## BEGIN

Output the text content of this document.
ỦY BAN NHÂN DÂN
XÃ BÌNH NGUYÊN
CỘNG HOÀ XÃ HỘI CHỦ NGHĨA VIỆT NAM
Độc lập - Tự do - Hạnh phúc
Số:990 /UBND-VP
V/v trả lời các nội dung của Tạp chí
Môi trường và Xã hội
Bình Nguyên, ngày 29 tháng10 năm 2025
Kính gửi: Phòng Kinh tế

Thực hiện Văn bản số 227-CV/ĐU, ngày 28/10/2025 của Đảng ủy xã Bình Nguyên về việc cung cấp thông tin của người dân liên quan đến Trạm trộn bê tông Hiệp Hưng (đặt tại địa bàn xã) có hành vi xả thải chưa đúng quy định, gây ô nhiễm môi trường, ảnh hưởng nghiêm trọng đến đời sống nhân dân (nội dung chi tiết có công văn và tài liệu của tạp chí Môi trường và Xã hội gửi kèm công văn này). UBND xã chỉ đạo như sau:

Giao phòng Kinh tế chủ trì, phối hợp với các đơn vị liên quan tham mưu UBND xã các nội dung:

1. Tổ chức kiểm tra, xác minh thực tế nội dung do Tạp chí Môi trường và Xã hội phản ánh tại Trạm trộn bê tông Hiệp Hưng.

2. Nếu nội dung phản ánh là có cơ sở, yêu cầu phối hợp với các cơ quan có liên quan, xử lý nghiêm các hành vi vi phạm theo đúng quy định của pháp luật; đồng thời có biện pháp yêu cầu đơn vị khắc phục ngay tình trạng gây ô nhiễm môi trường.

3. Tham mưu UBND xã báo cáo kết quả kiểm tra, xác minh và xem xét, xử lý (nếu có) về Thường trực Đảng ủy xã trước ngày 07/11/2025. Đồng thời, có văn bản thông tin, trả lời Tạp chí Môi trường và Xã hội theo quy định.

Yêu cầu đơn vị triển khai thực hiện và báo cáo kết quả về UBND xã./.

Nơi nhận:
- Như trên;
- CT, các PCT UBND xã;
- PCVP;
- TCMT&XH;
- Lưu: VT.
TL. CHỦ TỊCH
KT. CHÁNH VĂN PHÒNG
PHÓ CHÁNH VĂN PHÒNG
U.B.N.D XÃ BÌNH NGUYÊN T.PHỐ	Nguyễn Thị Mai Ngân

## END

## WHAT TO PRODUCE
Copy down the material exactly as written.

## THE REPLY
Output the text content of this document.
ỦY BAN NHÂN DÂN
XÃ BÌNH NGUYÊN
CỘNG HOÀ XÃ HỘI CHỦ NGHĨA VIỆT NAM
Độc lập - Tự do - Hạnh phúc
Số:990 /UBND-VP
V/v trả lời các nội dung của Tạp chí
Môi trường và Xã hội
Bình Nguyên, ngày 29 tháng10 năm 2025
Kính gửi: Phòng Kinh tế

Thực hiện Văn bản số 227-CV/ĐU, ngày 28/10/2025 của Đảng ủy xã Bình Nguyên về việc cung cấp thông tin của người dân liên quan đến Trạm trộn bê tông Hiệp Hưng (đặt tại địa bàn xã) có hành vi xả thải chưa đúng quy định, gây ô nhiễm môi trường, ảnh hưởng nghiêm trọng đến đời sống nhân dân (nội dung chi tiết có công văn và tài liệu của tạp chí Môi trường và Xã hội gửi kèm công văn này). UBND xã chỉ đạo như sau:

Giao phòng Kinh tế chủ trì, phối hợp với các đơn vị liên quan tham mưu UBND xã các nội dung:

1. Tổ chức kiểm tra, xác minh thực tế nội dung do Tạp chí Môi trường và Xã hội phản ánh tại Trạm trộn bê tông Hiệp Hưng.

2. Nếu nội dung phản ánh là có cơ sở, yêu cầu phối hợp với các cơ quan có liên quan, xử lý nghiêm các hành vi vi phạm theo đúng quy định của pháp luật; đồng thời có biện pháp yêu cầu đơn vị khắc phục ngay tình trạng gây ô nhiễm môi trường.

3. Tham mưu UBND xã báo cáo kết quả kiểm tra, xác minh và xem xét, xử lý (nếu có) về Thường trực Đảng ủy xã trước ngày 07/11/2025. Đồng thời, có văn bản thông tin, trả lời Tạp chí Môi trường và Xã hội theo quy định.

Yêu cầu đơn vị triển khai thực hiện và báo cáo kết quả về UBND xã./.

Nơi nhận:
- Như trên;
- CT, các PCT UBND xã;
- PCVP;
- TCMT&XH;
- Lưu: VT.
TL. CHỦ TỊCH
KT. CHÁNH VĂN PHÒNG
PHÓ CHÁNH VĂN PHÒNG
U.B.N.D XÃ BÌNH NGUYÊN T.PHỐ	Nguyễn Thị Mai Ngân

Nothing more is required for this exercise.